=== Goal of the exercise ===
Take the part of the listing that opens with the line containing "Text: N: N — [162, 99, 169, 109]" and closes with the line containing "Identify all the". Switch "elements" to "components" and write out only those lines, leaving everything else in them unchanged.

=== Input data ===
=====

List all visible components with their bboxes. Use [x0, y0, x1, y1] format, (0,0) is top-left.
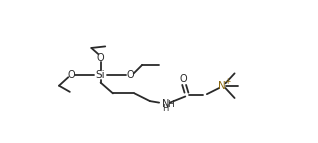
Text: N: N — [162, 99, 169, 109]
Text: Si: Si — [96, 70, 106, 80]
Text: O: O — [97, 53, 104, 63]
Text: N: N — [218, 81, 226, 91]
Text: O: O — [126, 70, 134, 80]
Text: H: H — [168, 100, 174, 109]
Text: +: + — [225, 77, 231, 86]
Text: H: H — [162, 104, 169, 113]
Text: O: O — [67, 70, 75, 80]
Text: O: O — [180, 74, 188, 84]
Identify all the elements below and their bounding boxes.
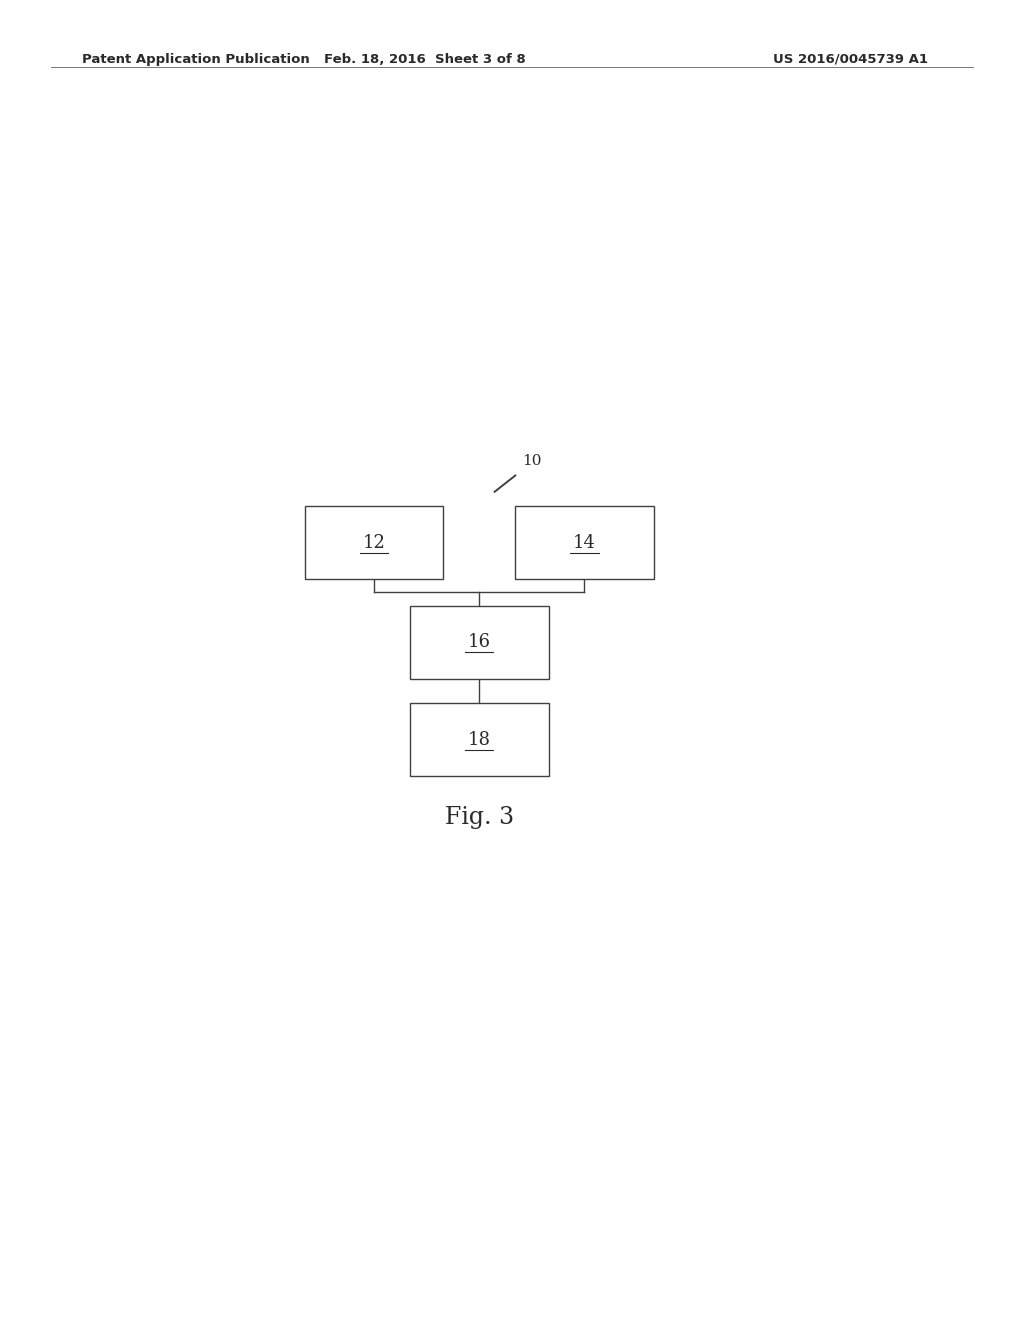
Text: 18: 18	[468, 731, 490, 748]
Bar	[304, 506, 443, 579]
Text: US 2016/0045739 A1: US 2016/0045739 A1	[773, 53, 928, 66]
Bar	[410, 704, 549, 776]
Text: 10: 10	[521, 454, 541, 469]
Text: 16: 16	[468, 634, 490, 651]
Text: 12: 12	[362, 533, 385, 552]
Text: Feb. 18, 2016  Sheet 3 of 8: Feb. 18, 2016 Sheet 3 of 8	[324, 53, 526, 66]
Bar	[410, 606, 549, 678]
Text: Patent Application Publication: Patent Application Publication	[82, 53, 309, 66]
Bar	[515, 506, 653, 579]
Text: 14: 14	[572, 533, 596, 552]
Text: Fig. 3: Fig. 3	[444, 805, 514, 829]
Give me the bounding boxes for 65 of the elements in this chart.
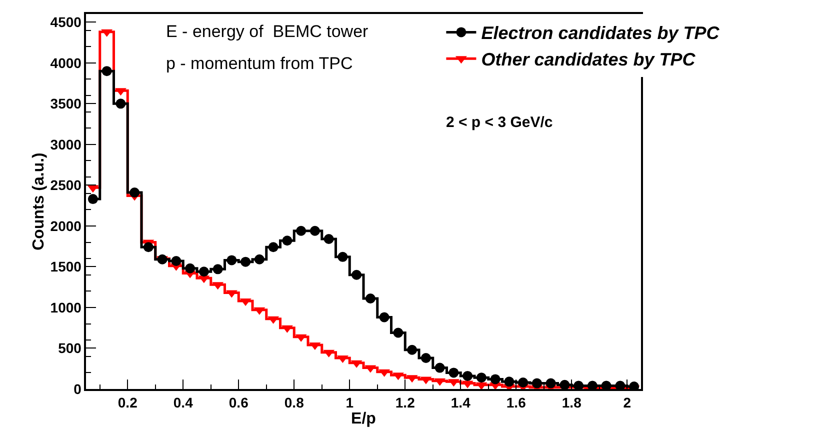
point <box>518 377 528 388</box>
point <box>490 374 500 384</box>
point <box>185 263 196 274</box>
y-tick-label: 0 <box>74 380 82 397</box>
point <box>574 380 584 389</box>
y-tick-label: 4500 <box>50 14 82 30</box>
y-tick-label: 4000 <box>50 54 82 71</box>
point <box>296 226 306 236</box>
point <box>102 66 112 76</box>
annotation: E - energy of BEMC tower <box>166 22 369 41</box>
legend-label: Electron candidates by TPC <box>481 23 720 44</box>
y-tick-label: 1000 <box>50 299 82 316</box>
point <box>434 362 445 373</box>
x-tick-label: 0.2 <box>118 394 138 411</box>
point <box>615 380 626 389</box>
point <box>171 256 182 266</box>
annotation: 2 < p < 3 GeV/c <box>446 114 553 131</box>
y-tick-label: 3500 <box>50 96 82 112</box>
y-tick-label: 2000 <box>50 218 82 234</box>
point <box>504 376 514 387</box>
point <box>212 264 223 274</box>
x-tick-label: 2 <box>623 394 632 411</box>
point <box>587 380 598 389</box>
point <box>560 380 570 389</box>
x-tick-label: 0.8 <box>284 394 304 411</box>
point <box>532 378 542 388</box>
point <box>268 242 278 252</box>
point <box>338 252 348 262</box>
point <box>462 370 473 381</box>
y-tick-label: 1500 <box>50 258 82 275</box>
y-tick-label: 3000 <box>50 136 82 152</box>
x-tick-label: 0.4 <box>173 394 194 411</box>
point <box>352 270 362 280</box>
point <box>393 328 404 338</box>
point <box>143 242 154 252</box>
point <box>407 344 418 355</box>
x-tick-label: 1.8 <box>562 394 582 411</box>
point <box>310 226 320 236</box>
point <box>324 234 334 244</box>
x-tick-label: 0.6 <box>228 394 249 411</box>
point <box>116 98 126 109</box>
point <box>365 294 376 304</box>
point <box>198 266 209 277</box>
x-tick-label: 1.4 <box>450 394 471 411</box>
point <box>88 194 98 204</box>
point <box>476 372 486 383</box>
point <box>282 236 292 246</box>
point <box>240 256 251 267</box>
point <box>420 353 431 364</box>
legend-label: Other candidates by TPC <box>481 50 696 70</box>
x-tick-label: 1.6 <box>506 394 526 411</box>
y-tick-label: 2500 <box>50 177 82 194</box>
point <box>546 378 556 388</box>
y-axis-title: Counts (a.u.) <box>30 152 48 250</box>
x-tick-label: 1 <box>346 394 354 411</box>
y-tick-label: 500 <box>58 340 82 356</box>
point <box>448 368 459 378</box>
x-axis-title: E/p <box>351 410 376 428</box>
annotation: p - momentum from TPC <box>166 54 353 73</box>
point <box>254 254 264 264</box>
point <box>130 188 140 198</box>
point <box>379 312 390 322</box>
point <box>226 255 237 266</box>
x-tick-label: 1.2 <box>395 394 416 411</box>
point <box>601 380 612 389</box>
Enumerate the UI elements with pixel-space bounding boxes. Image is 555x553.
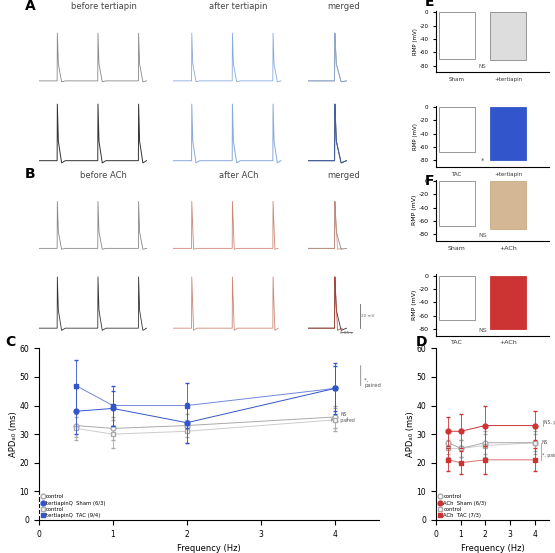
X-axis label: Frequency (Hz): Frequency (Hz) [461, 544, 524, 553]
Title: after ACh: after ACh [219, 171, 258, 180]
Title: merged: merged [327, 171, 360, 180]
Legend: control, tertiapinQ  Sham (6/3), control, tertiapinQ  TAC (9/4): control, tertiapinQ Sham (6/3), control,… [41, 494, 106, 518]
Text: C: C [5, 335, 15, 349]
Text: *, paired: *, paired [542, 453, 555, 458]
Y-axis label: RMP (mV): RMP (mV) [412, 290, 417, 320]
Y-axis label: Sham: Sham [8, 206, 17, 229]
Text: 0.05 s: 0.05 s [340, 331, 353, 335]
Legend: control, ACh  Sham (6/3), control, ACh  TAC (7/3): control, ACh Sham (6/3), control, ACh TA… [437, 494, 487, 518]
Bar [490, 181, 526, 229]
Y-axis label: APDₐ₀ (ms): APDₐ₀ (ms) [9, 411, 18, 457]
Text: NS: NS [478, 233, 487, 238]
Bar [438, 276, 475, 320]
Y-axis label: RMP (mV): RMP (mV) [413, 28, 418, 55]
Title: before ACh: before ACh [80, 171, 127, 180]
Bar [438, 12, 475, 59]
Y-axis label: Sham: Sham [8, 37, 17, 61]
Bar [490, 107, 526, 160]
Y-axis label: RMP (mV): RMP (mV) [412, 195, 417, 226]
Text: NS, paired: NS, paired [544, 420, 555, 425]
Bar [490, 276, 526, 329]
Bar [490, 12, 526, 60]
Text: NS: NS [478, 327, 487, 332]
Text: *: * [481, 158, 484, 164]
Bar [438, 107, 475, 152]
X-axis label: Frequency (Hz): Frequency (Hz) [177, 544, 241, 553]
Text: 20 mV: 20 mV [361, 314, 375, 318]
Text: *, 
paired: *, paired [365, 377, 381, 388]
Y-axis label: APDₐ₀ (ms): APDₐ₀ (ms) [406, 411, 415, 457]
Y-axis label: RMP (mV): RMP (mV) [413, 123, 418, 150]
Text: D: D [416, 335, 427, 349]
Bar [438, 181, 475, 226]
Text: NS, paired: NS, paired [331, 419, 355, 424]
Text: NS: NS [340, 412, 346, 417]
Text: B: B [25, 167, 36, 181]
Text: NS: NS [542, 440, 548, 445]
Text: F: F [425, 174, 434, 187]
Title: merged: merged [327, 2, 360, 11]
Title: before tertiapin: before tertiapin [71, 2, 137, 11]
Text: NS: NS [478, 64, 486, 69]
Title: after tertiapin: after tertiapin [209, 2, 268, 11]
Text: A: A [25, 0, 36, 13]
Text: E: E [425, 0, 434, 9]
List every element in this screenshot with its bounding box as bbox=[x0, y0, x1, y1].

=====

=== The solution ===
Text: N: N — [162, 99, 169, 109]
Text: Si: Si — [96, 70, 106, 80]
Text: O: O — [97, 53, 104, 63]
Text: N: N — [218, 81, 226, 91]
Text: O: O — [126, 70, 134, 80]
Text: H: H — [168, 100, 174, 109]
Text: +: + — [225, 77, 231, 86]
Text: H: H — [162, 104, 169, 113]
Text: O: O — [67, 70, 75, 80]
Text: O: O — [180, 74, 188, 84]
Identify all the components below and their bounding boxes.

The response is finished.